EXTRACTED ENTRIES
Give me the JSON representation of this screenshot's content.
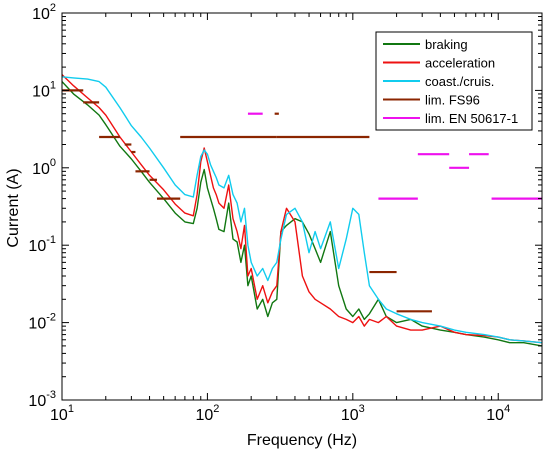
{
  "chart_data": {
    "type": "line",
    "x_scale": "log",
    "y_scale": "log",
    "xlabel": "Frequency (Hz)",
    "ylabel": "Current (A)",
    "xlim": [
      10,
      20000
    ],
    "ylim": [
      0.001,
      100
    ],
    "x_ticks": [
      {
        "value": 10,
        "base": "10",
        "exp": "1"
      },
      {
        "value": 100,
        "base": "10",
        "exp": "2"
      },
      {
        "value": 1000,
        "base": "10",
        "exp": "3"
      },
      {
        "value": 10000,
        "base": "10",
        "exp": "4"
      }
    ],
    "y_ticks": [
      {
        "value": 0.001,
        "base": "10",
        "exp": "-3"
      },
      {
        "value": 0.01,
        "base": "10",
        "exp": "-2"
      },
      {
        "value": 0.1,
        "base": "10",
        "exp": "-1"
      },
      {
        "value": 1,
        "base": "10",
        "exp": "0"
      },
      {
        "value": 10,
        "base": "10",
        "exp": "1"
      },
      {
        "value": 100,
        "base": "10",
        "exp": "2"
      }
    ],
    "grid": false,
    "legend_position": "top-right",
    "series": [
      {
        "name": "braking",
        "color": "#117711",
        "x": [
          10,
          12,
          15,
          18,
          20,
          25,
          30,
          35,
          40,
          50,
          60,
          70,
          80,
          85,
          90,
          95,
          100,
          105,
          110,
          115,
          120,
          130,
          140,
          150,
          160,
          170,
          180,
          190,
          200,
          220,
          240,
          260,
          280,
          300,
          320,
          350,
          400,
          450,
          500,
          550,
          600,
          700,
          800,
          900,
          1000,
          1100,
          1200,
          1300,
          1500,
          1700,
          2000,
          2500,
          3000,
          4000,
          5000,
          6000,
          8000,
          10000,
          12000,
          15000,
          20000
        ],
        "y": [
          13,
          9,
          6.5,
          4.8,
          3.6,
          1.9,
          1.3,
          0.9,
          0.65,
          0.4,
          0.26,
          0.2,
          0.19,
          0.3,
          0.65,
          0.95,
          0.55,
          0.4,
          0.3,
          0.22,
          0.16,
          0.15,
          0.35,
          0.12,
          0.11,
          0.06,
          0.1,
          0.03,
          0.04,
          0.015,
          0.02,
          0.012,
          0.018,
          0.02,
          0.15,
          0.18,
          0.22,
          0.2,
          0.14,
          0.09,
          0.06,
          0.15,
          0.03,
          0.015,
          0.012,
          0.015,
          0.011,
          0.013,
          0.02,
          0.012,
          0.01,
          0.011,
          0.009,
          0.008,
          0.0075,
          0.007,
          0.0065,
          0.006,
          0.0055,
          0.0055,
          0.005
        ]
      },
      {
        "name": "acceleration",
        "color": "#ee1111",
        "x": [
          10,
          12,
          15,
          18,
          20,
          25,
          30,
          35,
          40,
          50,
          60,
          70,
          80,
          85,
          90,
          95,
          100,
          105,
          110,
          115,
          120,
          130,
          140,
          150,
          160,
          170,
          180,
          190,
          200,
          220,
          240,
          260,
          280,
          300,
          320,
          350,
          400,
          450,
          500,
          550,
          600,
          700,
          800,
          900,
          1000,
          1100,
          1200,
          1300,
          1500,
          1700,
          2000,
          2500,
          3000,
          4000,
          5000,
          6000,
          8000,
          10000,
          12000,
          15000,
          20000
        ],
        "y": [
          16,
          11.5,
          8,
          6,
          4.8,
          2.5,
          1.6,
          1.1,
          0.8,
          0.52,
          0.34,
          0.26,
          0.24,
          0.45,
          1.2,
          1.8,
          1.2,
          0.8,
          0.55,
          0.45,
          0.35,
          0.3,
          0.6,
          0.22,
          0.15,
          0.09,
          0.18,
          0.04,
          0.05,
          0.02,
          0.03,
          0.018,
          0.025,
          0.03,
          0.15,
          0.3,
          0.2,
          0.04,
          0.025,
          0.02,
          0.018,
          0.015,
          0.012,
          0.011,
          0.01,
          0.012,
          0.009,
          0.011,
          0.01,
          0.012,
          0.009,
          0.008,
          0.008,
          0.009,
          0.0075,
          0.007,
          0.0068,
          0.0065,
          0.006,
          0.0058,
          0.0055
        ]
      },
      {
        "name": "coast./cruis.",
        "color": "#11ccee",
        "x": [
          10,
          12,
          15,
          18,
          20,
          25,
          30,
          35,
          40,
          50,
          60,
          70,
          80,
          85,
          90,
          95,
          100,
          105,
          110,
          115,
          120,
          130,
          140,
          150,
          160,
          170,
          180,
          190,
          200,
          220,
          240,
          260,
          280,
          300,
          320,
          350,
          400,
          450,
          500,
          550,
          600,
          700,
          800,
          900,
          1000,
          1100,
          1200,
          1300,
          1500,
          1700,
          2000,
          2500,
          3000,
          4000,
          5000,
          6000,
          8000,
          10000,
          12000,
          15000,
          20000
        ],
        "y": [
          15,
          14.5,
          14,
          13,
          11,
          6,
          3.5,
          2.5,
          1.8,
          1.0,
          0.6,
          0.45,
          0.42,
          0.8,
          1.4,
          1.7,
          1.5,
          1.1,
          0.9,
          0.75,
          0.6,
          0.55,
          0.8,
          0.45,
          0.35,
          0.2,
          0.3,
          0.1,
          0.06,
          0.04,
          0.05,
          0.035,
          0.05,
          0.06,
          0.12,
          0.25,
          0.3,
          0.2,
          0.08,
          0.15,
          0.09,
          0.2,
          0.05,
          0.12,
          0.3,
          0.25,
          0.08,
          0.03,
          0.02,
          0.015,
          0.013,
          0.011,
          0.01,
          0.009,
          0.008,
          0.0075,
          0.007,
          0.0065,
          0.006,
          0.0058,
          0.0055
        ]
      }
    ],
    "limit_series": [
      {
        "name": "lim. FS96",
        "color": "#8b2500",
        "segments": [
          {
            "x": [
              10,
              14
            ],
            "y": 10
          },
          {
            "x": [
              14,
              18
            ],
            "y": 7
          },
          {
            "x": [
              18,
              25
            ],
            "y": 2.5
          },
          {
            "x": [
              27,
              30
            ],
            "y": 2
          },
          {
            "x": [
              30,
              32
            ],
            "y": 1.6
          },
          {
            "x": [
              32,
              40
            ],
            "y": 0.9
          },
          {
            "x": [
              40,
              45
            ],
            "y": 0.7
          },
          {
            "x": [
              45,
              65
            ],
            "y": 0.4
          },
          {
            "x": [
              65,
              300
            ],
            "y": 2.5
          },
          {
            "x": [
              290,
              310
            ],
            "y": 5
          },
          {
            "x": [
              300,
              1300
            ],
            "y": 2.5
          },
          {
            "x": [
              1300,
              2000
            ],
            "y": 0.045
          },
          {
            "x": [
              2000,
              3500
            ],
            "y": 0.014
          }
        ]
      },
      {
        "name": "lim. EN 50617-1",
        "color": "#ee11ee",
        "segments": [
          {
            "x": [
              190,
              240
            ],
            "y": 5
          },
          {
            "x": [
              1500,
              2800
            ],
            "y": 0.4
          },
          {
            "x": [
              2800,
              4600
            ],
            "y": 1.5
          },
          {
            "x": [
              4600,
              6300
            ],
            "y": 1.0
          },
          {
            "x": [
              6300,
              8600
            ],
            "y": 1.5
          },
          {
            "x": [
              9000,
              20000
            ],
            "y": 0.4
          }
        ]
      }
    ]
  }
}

PROBLEM REQUIREMENTS
Would you return the data exactly as written, without the pictures?

RESULT
Give me the JSON representation of this screenshot's content.
{
  "chart_data": {
    "type": "line",
    "x_scale": "log",
    "y_scale": "log",
    "xlabel": "Frequency (Hz)",
    "ylabel": "Current (A)",
    "xlim": [
      10,
      20000
    ],
    "ylim": [
      0.001,
      100
    ],
    "x_ticks": [
      {
        "value": 10,
        "base": "10",
        "exp": "1"
      },
      {
        "value": 100,
        "base": "10",
        "exp": "2"
      },
      {
        "value": 1000,
        "base": "10",
        "exp": "3"
      },
      {
        "value": 10000,
        "base": "10",
        "exp": "4"
      }
    ],
    "y_ticks": [
      {
        "value": 0.001,
        "base": "10",
        "exp": "-3"
      },
      {
        "value": 0.01,
        "base": "10",
        "exp": "-2"
      },
      {
        "value": 0.1,
        "base": "10",
        "exp": "-1"
      },
      {
        "value": 1,
        "base": "10",
        "exp": "0"
      },
      {
        "value": 10,
        "base": "10",
        "exp": "1"
      },
      {
        "value": 100,
        "base": "10",
        "exp": "2"
      }
    ],
    "grid": false,
    "legend_position": "top-right",
    "series": [
      {
        "name": "braking",
        "color": "#117711",
        "x": [
          10,
          12,
          15,
          18,
          20,
          25,
          30,
          35,
          40,
          50,
          60,
          70,
          80,
          85,
          90,
          95,
          100,
          105,
          110,
          115,
          120,
          130,
          140,
          150,
          160,
          170,
          180,
          190,
          200,
          220,
          240,
          260,
          280,
          300,
          320,
          350,
          400,
          450,
          500,
          550,
          600,
          700,
          800,
          900,
          1000,
          1100,
          1200,
          1300,
          1500,
          1700,
          2000,
          2500,
          3000,
          4000,
          5000,
          6000,
          8000,
          10000,
          12000,
          15000,
          20000
        ],
        "y": [
          13,
          9,
          6.5,
          4.8,
          3.6,
          1.9,
          1.3,
          0.9,
          0.65,
          0.4,
          0.26,
          0.2,
          0.19,
          0.3,
          0.65,
          0.95,
          0.55,
          0.4,
          0.3,
          0.22,
          0.16,
          0.15,
          0.35,
          0.12,
          0.11,
          0.06,
          0.1,
          0.03,
          0.04,
          0.015,
          0.02,
          0.012,
          0.018,
          0.02,
          0.15,
          0.18,
          0.22,
          0.2,
          0.14,
          0.09,
          0.06,
          0.15,
          0.03,
          0.015,
          0.012,
          0.015,
          0.011,
          0.013,
          0.02,
          0.012,
          0.01,
          0.011,
          0.009,
          0.008,
          0.0075,
          0.007,
          0.0065,
          0.006,
          0.0055,
          0.0055,
          0.005
        ]
      },
      {
        "name": "acceleration",
        "color": "#ee1111",
        "x": [
          10,
          12,
          15,
          18,
          20,
          25,
          30,
          35,
          40,
          50,
          60,
          70,
          80,
          85,
          90,
          95,
          100,
          105,
          110,
          115,
          120,
          130,
          140,
          150,
          160,
          170,
          180,
          190,
          200,
          220,
          240,
          260,
          280,
          300,
          320,
          350,
          400,
          450,
          500,
          550,
          600,
          700,
          800,
          900,
          1000,
          1100,
          1200,
          1300,
          1500,
          1700,
          2000,
          2500,
          3000,
          4000,
          5000,
          6000,
          8000,
          10000,
          12000,
          15000,
          20000
        ],
        "y": [
          16,
          11.5,
          8,
          6,
          4.8,
          2.5,
          1.6,
          1.1,
          0.8,
          0.52,
          0.34,
          0.26,
          0.24,
          0.45,
          1.2,
          1.8,
          1.2,
          0.8,
          0.55,
          0.45,
          0.35,
          0.3,
          0.6,
          0.22,
          0.15,
          0.09,
          0.18,
          0.04,
          0.05,
          0.02,
          0.03,
          0.018,
          0.025,
          0.03,
          0.15,
          0.3,
          0.2,
          0.04,
          0.025,
          0.02,
          0.018,
          0.015,
          0.012,
          0.011,
          0.01,
          0.012,
          0.009,
          0.011,
          0.01,
          0.012,
          0.009,
          0.008,
          0.008,
          0.009,
          0.0075,
          0.007,
          0.0068,
          0.0065,
          0.006,
          0.0058,
          0.0055
        ]
      },
      {
        "name": "coast./cruis.",
        "color": "#11ccee",
        "x": [
          10,
          12,
          15,
          18,
          20,
          25,
          30,
          35,
          40,
          50,
          60,
          70,
          80,
          85,
          90,
          95,
          100,
          105,
          110,
          115,
          120,
          130,
          140,
          150,
          160,
          170,
          180,
          190,
          200,
          220,
          240,
          260,
          280,
          300,
          320,
          350,
          400,
          450,
          500,
          550,
          600,
          700,
          800,
          900,
          1000,
          1100,
          1200,
          1300,
          1500,
          1700,
          2000,
          2500,
          3000,
          4000,
          5000,
          6000,
          8000,
          10000,
          12000,
          15000,
          20000
        ],
        "y": [
          15,
          14.5,
          14,
          13,
          11,
          6,
          3.5,
          2.5,
          1.8,
          1.0,
          0.6,
          0.45,
          0.42,
          0.8,
          1.4,
          1.7,
          1.5,
          1.1,
          0.9,
          0.75,
          0.6,
          0.55,
          0.8,
          0.45,
          0.35,
          0.2,
          0.3,
          0.1,
          0.06,
          0.04,
          0.05,
          0.035,
          0.05,
          0.06,
          0.12,
          0.25,
          0.3,
          0.2,
          0.08,
          0.15,
          0.09,
          0.2,
          0.05,
          0.12,
          0.3,
          0.25,
          0.08,
          0.03,
          0.02,
          0.015,
          0.013,
          0.011,
          0.01,
          0.009,
          0.008,
          0.0075,
          0.007,
          0.0065,
          0.006,
          0.0058,
          0.0055
        ]
      }
    ],
    "limit_series": [
      {
        "name": "lim. FS96",
        "color": "#8b2500",
        "segments": [
          {
            "x": [
              10,
              14
            ],
            "y": 10
          },
          {
            "x": [
              14,
              18
            ],
            "y": 7
          },
          {
            "x": [
              18,
              25
            ],
            "y": 2.5
          },
          {
            "x": [
              27,
              30
            ],
            "y": 2
          },
          {
            "x": [
              30,
              32
            ],
            "y": 1.6
          },
          {
            "x": [
              32,
              40
            ],
            "y": 0.9
          },
          {
            "x": [
              40,
              45
            ],
            "y": 0.7
          },
          {
            "x": [
              45,
              65
            ],
            "y": 0.4
          },
          {
            "x": [
              65,
              300
            ],
            "y": 2.5
          },
          {
            "x": [
              290,
              310
            ],
            "y": 5
          },
          {
            "x": [
              300,
              1300
            ],
            "y": 2.5
          },
          {
            "x": [
              1300,
              2000
            ],
            "y": 0.045
          },
          {
            "x": [
              2000,
              3500
            ],
            "y": 0.014
          }
        ]
      },
      {
        "name": "lim. EN 50617-1",
        "color": "#ee11ee",
        "segments": [
          {
            "x": [
              190,
              240
            ],
            "y": 5
          },
          {
            "x": [
              1500,
              2800
            ],
            "y": 0.4
          },
          {
            "x": [
              2800,
              4600
            ],
            "y": 1.5
          },
          {
            "x": [
              4600,
              6300
            ],
            "y": 1.0
          },
          {
            "x": [
              6300,
              8600
            ],
            "y": 1.5
          },
          {
            "x": [
              9000,
              20000
            ],
            "y": 0.4
          }
        ]
      }
    ]
  }
}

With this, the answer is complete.